» Task goal: Reproduce every line of the listing as written, apart from the pictures.

[Recorded data]
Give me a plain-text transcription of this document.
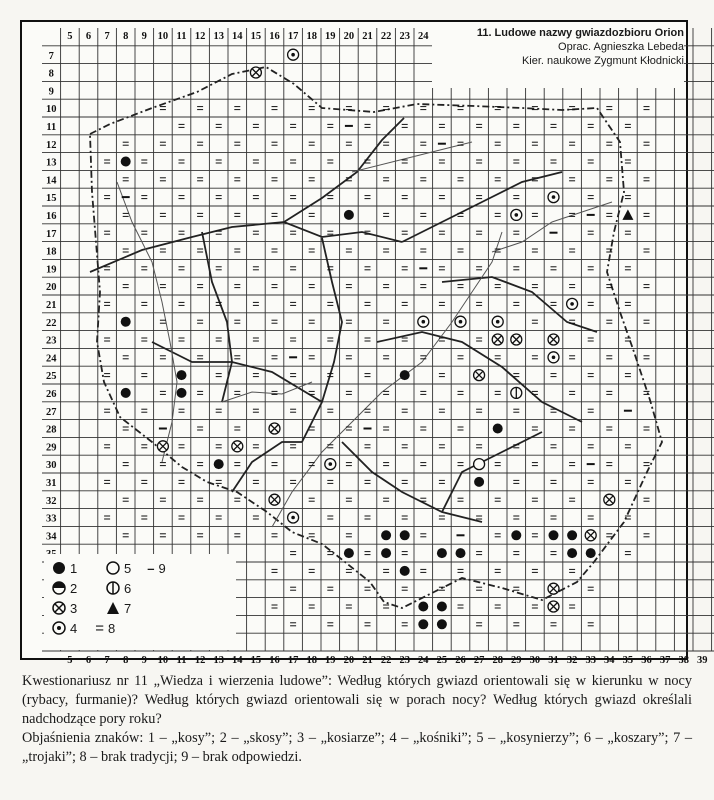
5 6 7 8 9 10 11 12 13 14 15 16 17 18 19 20 21 22 23 24
5 6 7 8 9 10 11 12 13 14 15 16 17 18 19 20 21 22 23 24 25 26 27 28 29 30 31 32 33 34 35 36 37 38 39
7
8
9
10
11
12
13
14
15
16
17
18
19
20
21
22
23
24
25
26
27
28
29
30
31
32
33
34
11. Ludowe nazwy gwiazdozbioru Orion
Oprac. Agnieszka Lebeda
Kier. naukowe Zygmunt Kłodnicki
1
2
3
4 = 8
5 – 9
6
7

Kwestionariusz nr 11 „Wiedza i wierzenia ludowe”: Według których gwiazd orientowali się w kierunku w nocy (rybacy, furmanie)? Według których gwiazd orientowali się w porach nocy? Według których gwiazd określali nadchodzące pory roku?

Objaśnienia znaków: 1 – „kosy”; 2 – „skosy”; 3 – „kosiarze”; 4 – „kośniki”; 5 – „kosynierzy”; 6 – „koszary”; 7 – „trojaki”; 8 – brak tradycji; 9 – brak odpowiedzi.
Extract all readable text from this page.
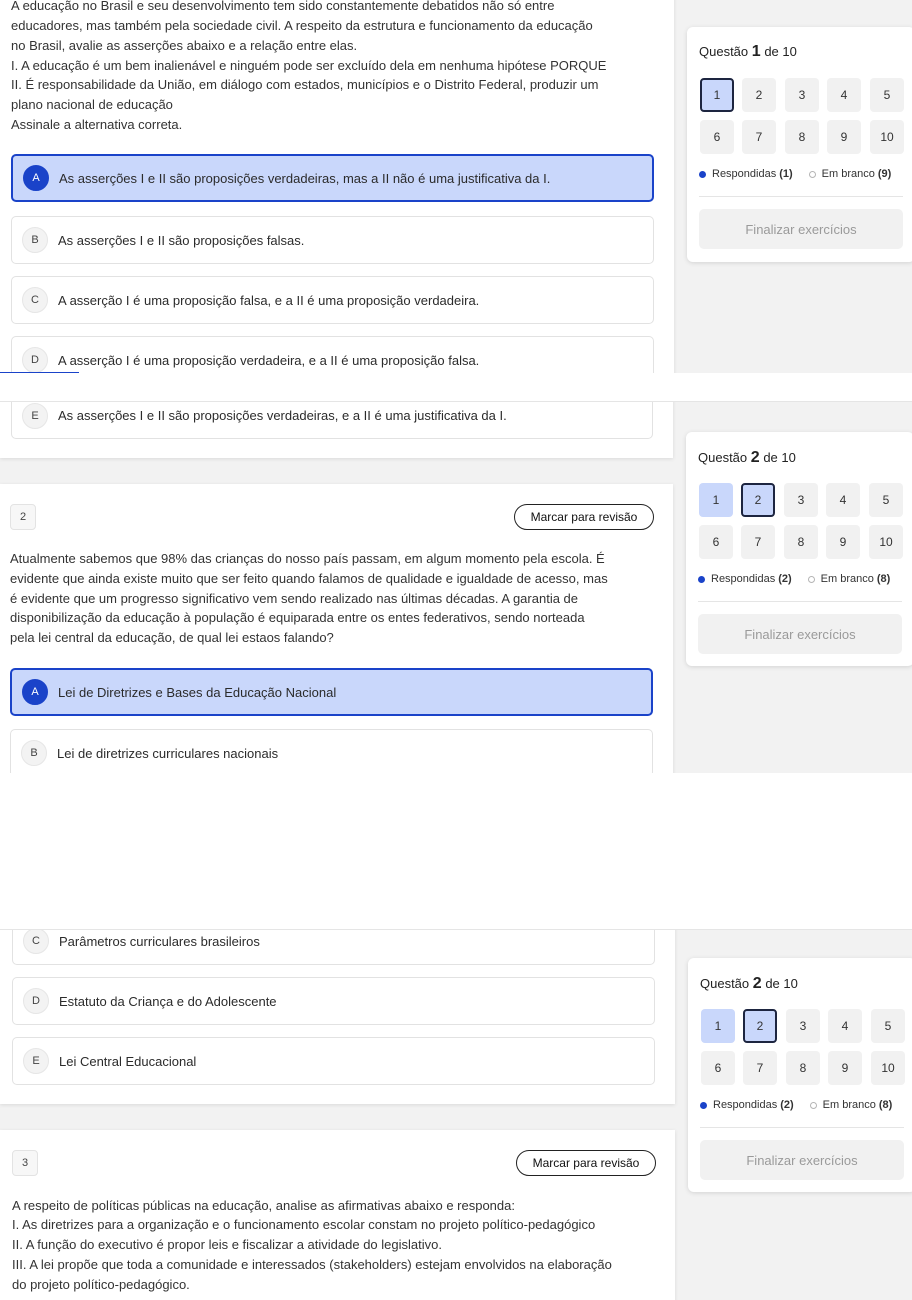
A educação no Brasil e seu desenvolvimento tem sido constantemente debatidos não só entre
educadores, mas também pela sociedade civil. A respeito da estrutura e funcionamento da educação
no Brasil, avalie as asserções abaixo e a relação entre elas.
I. A educação é um bem inalienável e ninguém pode ser excluído dela em nenhuma hipótese PORQUE
II. É responsabilidade da União, em diálogo com estados, municípios e o Distrito Federal, produzir um
plano nacional de educação
Assinale a alternativa correta.
A	As asserções I e II são proposições verdadeiras, mas a II não é uma justificativa da I.
B	As asserções I e II são proposições falsas.
C	A asserção I é uma proposição falsa, e a II é uma proposição verdadeira.
D	A asserção I é uma proposição verdadeira, e a II é uma proposição falsa.
Questão 1 de 10
1	2	3	4	5
6	7	8	9	10
Respondidas (1)	Em branco (9)
Finalizar exercícios
E	As asserções I e II são proposições verdadeiras, e a II é uma justificativa da I.
2	Marcar para revisão
Atualmente sabemos que 98% das crianças do nosso país passam, em algum momento pela escola. É
evidente que ainda existe muito que ser feito quando falamos de qualidade e igualdade de acesso, mas
é evidente que um progresso significativo vem sendo realizado nas últimas décadas. A garantia de
disponibilização da educação à população é equiparada entre os entes federativos, sendo norteada
pela lei central da educação, de qual lei estaos falando?
A	Lei de Diretrizes e Bases da Educação Nacional
B	Lei de diretrizes curriculares nacionais
Questão 2 de 10
1	2	3	4	5
6	7	8	9	10
Respondidas (2)	Em branco (8)
Finalizar exercícios
C	Parâmetros curriculares brasileiros
D	Estatuto da Criança e do Adolescente
E	Lei Central Educacional
3	Marcar para revisão
A respeito de políticas públicas na educação, analise as afirmativas abaixo e responda:
I. As diretrizes para a organização e o funcionamento escolar constam no projeto político-pedagógico
II. A função do executivo é propor leis e fiscalizar a atividade do legislativo.
III. A lei propõe que toda a comunidade e interessados (stakeholders) estejam envolvidos na elaboração
do projeto político-pedagógico.
Questão 2 de 10
1	2	3	4	5
6	7	8	9	10
Respondidas (2)	Em branco (8)
Finalizar exercícios
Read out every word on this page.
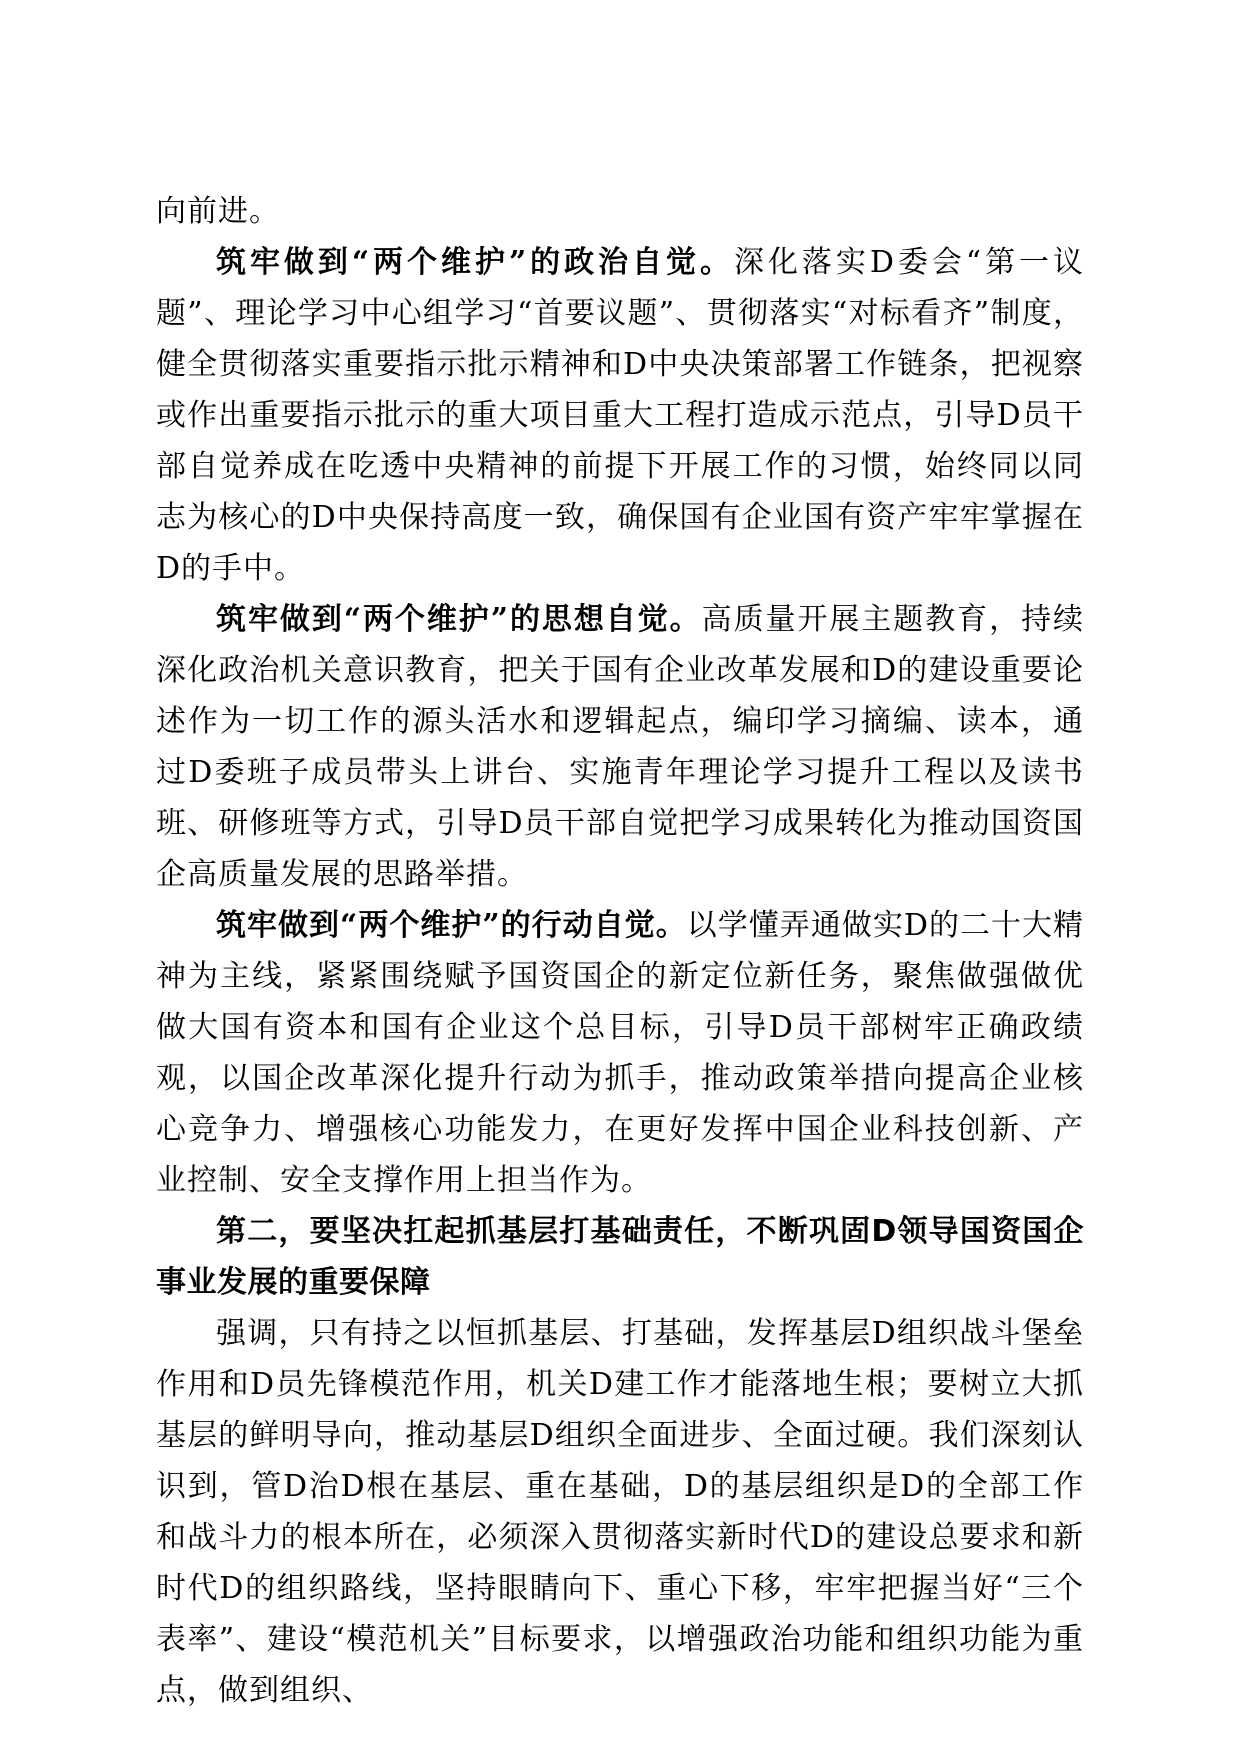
向前进。

筑牢做到“两个维护”的政治自觉。深化落实D委会“第一议题”、理论学习中心组学习“首要议题”、贯彻落实“对标看齐”制度，健全贯彻落实重要指示批示精神和D中央决策部署工作链条，把视察或作出重要指示批示的重大项目重大工程打造成示范点，引导D员干部自觉养成在吃透中央精神的前提下开展工作的习惯，始终同以同志为核心的D中央保持高度一致，确保国有企业国有资产牢牢掌握在D的手中。

筑牢做到“两个维护”的思想自觉。高质量开展主题教育，持续深化政治机关意识教育，把关于国有企业改革发展和D的建设重要论述作为一切工作的源头活水和逻辑起点，编印学习摘编、读本，通过D委班子成员带头上讲台、实施青年理论学习提升工程以及读书班、研修班等方式，引导D员干部自觉把学习成果转化为推动国资国企高质量发展的思路举措。

筑牢做到“两个维护”的行动自觉。以学懂弄通做实D的二十大精神为主线，紧紧围绕赋予国资国企的新定位新任务，聚焦做强做优做大国有资本和国有企业这个总目标，引导D员干部树牢正确政绩观，以国企改革深化提升行动为抓手，推动政策举措向提高企业核心竞争力、增强核心功能发力，在更好发挥中国企业科技创新、产业控制、安全支撑作用上担当作为。

第二，要坚决扛起抓基层打基础责任，不断巩固D领导国资国企事业发展的重要保障

强调，只有持之以恒抓基层、打基础，发挥基层D组织战斗堡垒作用和D员先锋模范作用，机关D建工作才能落地生根；要树立大抓基层的鲜明导向，推动基层D组织全面进步、全面过硬。我们深刻认识到，管D治D根在基层、重在基础，D的基层组织是D的全部工作和战斗力的根本所在，必须深入贯彻落实新时代D的建设总要求和新时代D的组织路线，坚持眼睛向下、重心下移，牢牢把握当好“三个表率”、建设“模范机关”目标要求，以增强政治功能和组织功能为重点，做到组织、
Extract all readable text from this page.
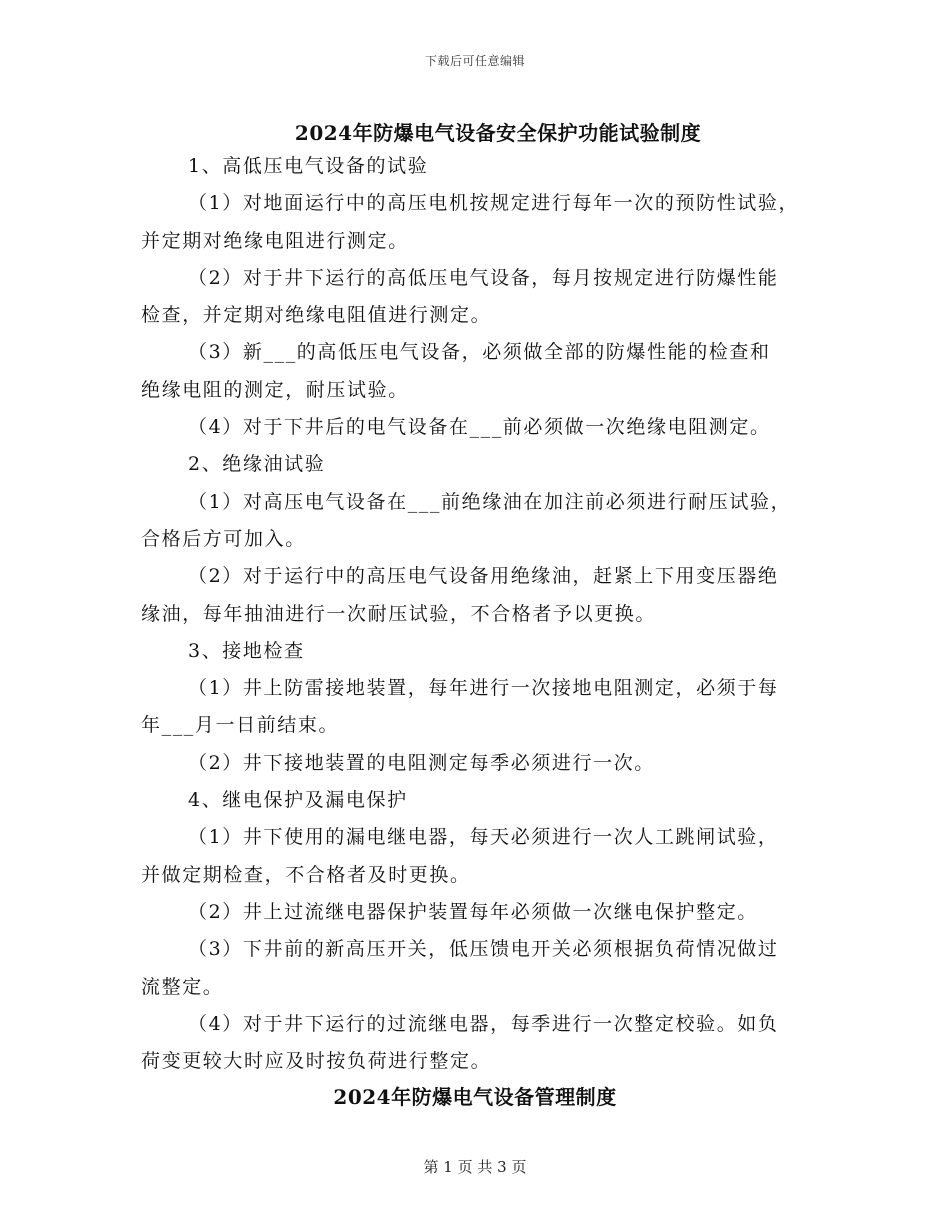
下载后可任意编辑
2024年防爆电气设备安全保护功能试验制度
1、高低压电气设备的试验
（1）对地面运行中的高压电机按规定进行每年一次的预防性试验，
并定期对绝缘电阻进行测定。
（2）对于井下运行的高低压电气设备，每月按规定进行防爆性能
检查，并定期对绝缘电阻值进行测定。
（3）新___的高低压电气设备，必须做全部的防爆性能的检查和
绝缘电阻的测定，耐压试验。
（4）对于下井后的电气设备在___前必须做一次绝缘电阻测定。
2、绝缘油试验
（1）对高压电气设备在___前绝缘油在加注前必须进行耐压试验，
合格后方可加入。
（2）对于运行中的高压电气设备用绝缘油，赶紧上下用变压器绝
缘油，每年抽油进行一次耐压试验，不合格者予以更换。
3、接地检查
（1）井上防雷接地装置，每年进行一次接地电阻测定，必须于每
年___月一日前结束。
（2）井下接地装置的电阻测定每季必须进行一次。
4、继电保护及漏电保护
（1）井下使用的漏电继电器，每天必须进行一次人工跳闸试验，
并做定期检查，不合格者及时更换。
（2）井上过流继电器保护装置每年必须做一次继电保护整定。
（3）下井前的新高压开关，低压馈电开关必须根据负荷情况做过
流整定。
（4）对于井下运行的过流继电器，每季进行一次整定校验。如负
荷变更较大时应及时按负荷进行整定。
2024年防爆电气设备管理制度
第 1 页 共 3 页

» Finished exercise:
Give me a plain-text transcription of this document.
5 6 7 8 9 10 11 12 13 14 15 16 17 18 19 20 21 22 23 24
5 6 7 8 9 10 11 12 13 14 15 16 17 18 19 20 21 22 23 24 25 26 27 28 29 30 31 32 33 34 35 36 37 38 39
7
8
9
10
11
12
13
14
15
16
17
18
19
20
21
22
23
24
25
26
27
28
29
30
31
32
33
34
11. Ludowe nazwy gwiazdozbioru Orion
Oprac. Agnieszka Lebeda
Kier. naukowe Zygmunt Kłodnicki
1
2
3
4 = 8
5 – 9
6
7

Kwestionariusz nr 11 „Wiedza i wierzenia ludowe”: Według których gwiazd orientowali się w kierunku w nocy (rybacy, furmanie)? Według których gwiazd orientowali się w porach nocy? Według których gwiazd określali nadchodzące pory roku?

Objaśnienia znaków: 1 – „kosy”; 2 – „skosy”; 3 – „kosiarze”; 4 – „kośniki”; 5 – „kosynierzy”; 6 – „koszary”; 7 – „trojaki”; 8 – brak tradycji; 9 – brak odpowiedzi.
Extract all readable text from this page.
A educação no Brasil e seu desenvolvimento tem sido constantemente debatidos não só entre
educadores, mas também pela sociedade civil. A respeito da estrutura e funcionamento da educação
no Brasil, avalie as asserções abaixo e a relação entre elas.
I. A educação é um bem inalienável e ninguém pode ser excluído dela em nenhuma hipótese PORQUE
II. É responsabilidade da União, em diálogo com estados, municípios e o Distrito Federal, produzir um
plano nacional de educação
Assinale a alternativa correta.
A	As asserções I e II são proposições verdadeiras, mas a II não é uma justificativa da I.
B	As asserções I e II são proposições falsas.
C	A asserção I é uma proposição falsa, e a II é uma proposição verdadeira.
D	A asserção I é uma proposição verdadeira, e a II é uma proposição falsa.
Questão 1 de 10
1	2	3	4	5
6	7	8	9	10
Respondidas (1)	Em branco (9)
Finalizar exercícios
E	As asserções I e II são proposições verdadeiras, e a II é uma justificativa da I.
2	Marcar para revisão
Atualmente sabemos que 98% das crianças do nosso país passam, em algum momento pela escola. É
evidente que ainda existe muito que ser feito quando falamos de qualidade e igualdade de acesso, mas
é evidente que um progresso significativo vem sendo realizado nas últimas décadas. A garantia de
disponibilização da educação à população é equiparada entre os entes federativos, sendo norteada
pela lei central da educação, de qual lei estaos falando?
A	Lei de Diretrizes e Bases da Educação Nacional
B	Lei de diretrizes curriculares nacionais
Questão 2 de 10
1	2	3	4	5
6	7	8	9	10
Respondidas (2)	Em branco (8)
Finalizar exercícios
C	Parâmetros curriculares brasileiros
D	Estatuto da Criança e do Adolescente
E	Lei Central Educacional
3	Marcar para revisão
A respeito de políticas públicas na educação, analise as afirmativas abaixo e responda:
I. As diretrizes para a organização e o funcionamento escolar constam no projeto político-pedagógico
II. A função do executivo é propor leis e fiscalizar a atividade do legislativo.
III. A lei propõe que toda a comunidade e interessados (stakeholders) estejam envolvidos na elaboração
do projeto político-pedagógico.
Questão 2 de 10
1	2	3	4	5
6	7	8	9	10
Respondidas (2)	Em branco (8)
Finalizar exercícios
Read out every word on this page.
向前进。

筑牢做到“两个维护”的政治自觉。深化落实D委会“第一议题”、理论学习中心组学习“首要议题”、贯彻落实“对标看齐”制度，健全贯彻落实重要指示批示精神和D中央决策部署工作链条，把视察或作出重要指示批示的重大项目重大工程打造成示范点，引导D员干部自觉养成在吃透中央精神的前提下开展工作的习惯，始终同以同志为核心的D中央保持高度一致，确保国有企业国有资产牢牢掌握在D的手中。

筑牢做到“两个维护”的思想自觉。高质量开展主题教育，持续深化政治机关意识教育，把关于国有企业改革发展和D的建设重要论述作为一切工作的源头活水和逻辑起点，编印学习摘编、读本，通过D委班子成员带头上讲台、实施青年理论学习提升工程以及读书班、研修班等方式，引导D员干部自觉把学习成果转化为推动国资国企高质量发展的思路举措。

筑牢做到“两个维护”的行动自觉。以学懂弄通做实D的二十大精神为主线，紧紧围绕赋予国资国企的新定位新任务，聚焦做强做优做大国有资本和国有企业这个总目标，引导D员干部树牢正确政绩观，以国企改革深化提升行动为抓手，推动政策举措向提高企业核心竞争力、增强核心功能发力，在更好发挥中国企业科技创新、产业控制、安全支撑作用上担当作为。

第二，要坚决扛起抓基层打基础责任，不断巩固D领导国资国企事业发展的重要保障

强调，只有持之以恒抓基层、打基础，发挥基层D组织战斗堡垒作用和D员先锋模范作用，机关D建工作才能落地生根；要树立大抓基层的鲜明导向，推动基层D组织全面进步、全面过硬。我们深刻认识到，管D治D根在基层、重在基础，D的基层组织是D的全部工作和战斗力的根本所在，必须深入贯彻落实新时代D的建设总要求和新时代D的组织路线，坚持眼睛向下、重心下移，牢牢把握当好“三个表率”、建设“模范机关”目标要求，以增强政治功能和组织功能为重点，做到组织、
Extract all readable text from this page.
下载后可任意编辑
2024年防爆电气设备安全保护功能试验制度
1、高低压电气设备的试验
（1）对地面运行中的高压电机按规定进行每年一次的预防性试验，
并定期对绝缘电阻进行测定。
（2）对于井下运行的高低压电气设备，每月按规定进行防爆性能
检查，并定期对绝缘电阻值进行测定。
（3）新___的高低压电气设备，必须做全部的防爆性能的检查和
绝缘电阻的测定，耐压试验。
（4）对于下井后的电气设备在___前必须做一次绝缘电阻测定。
2、绝缘油试验
（1）对高压电气设备在___前绝缘油在加注前必须进行耐压试验，
合格后方可加入。
（2）对于运行中的高压电气设备用绝缘油，赶紧上下用变压器绝
缘油，每年抽油进行一次耐压试验，不合格者予以更换。
3、接地检查
（1）井上防雷接地装置，每年进行一次接地电阻测定，必须于每
年___月一日前结束。
（2）井下接地装置的电阻测定每季必须进行一次。
4、继电保护及漏电保护
（1）井下使用的漏电继电器，每天必须进行一次人工跳闸试验，
并做定期检查，不合格者及时更换。
（2）井上过流继电器保护装置每年必须做一次继电保护整定。
（3）下井前的新高压开关，低压馈电开关必须根据负荷情况做过
流整定。
（4）对于井下运行的过流继电器，每季进行一次整定校验。如负
荷变更较大时应及时按负荷进行整定。
2024年防爆电气设备管理制度
第 1 页 共 3 页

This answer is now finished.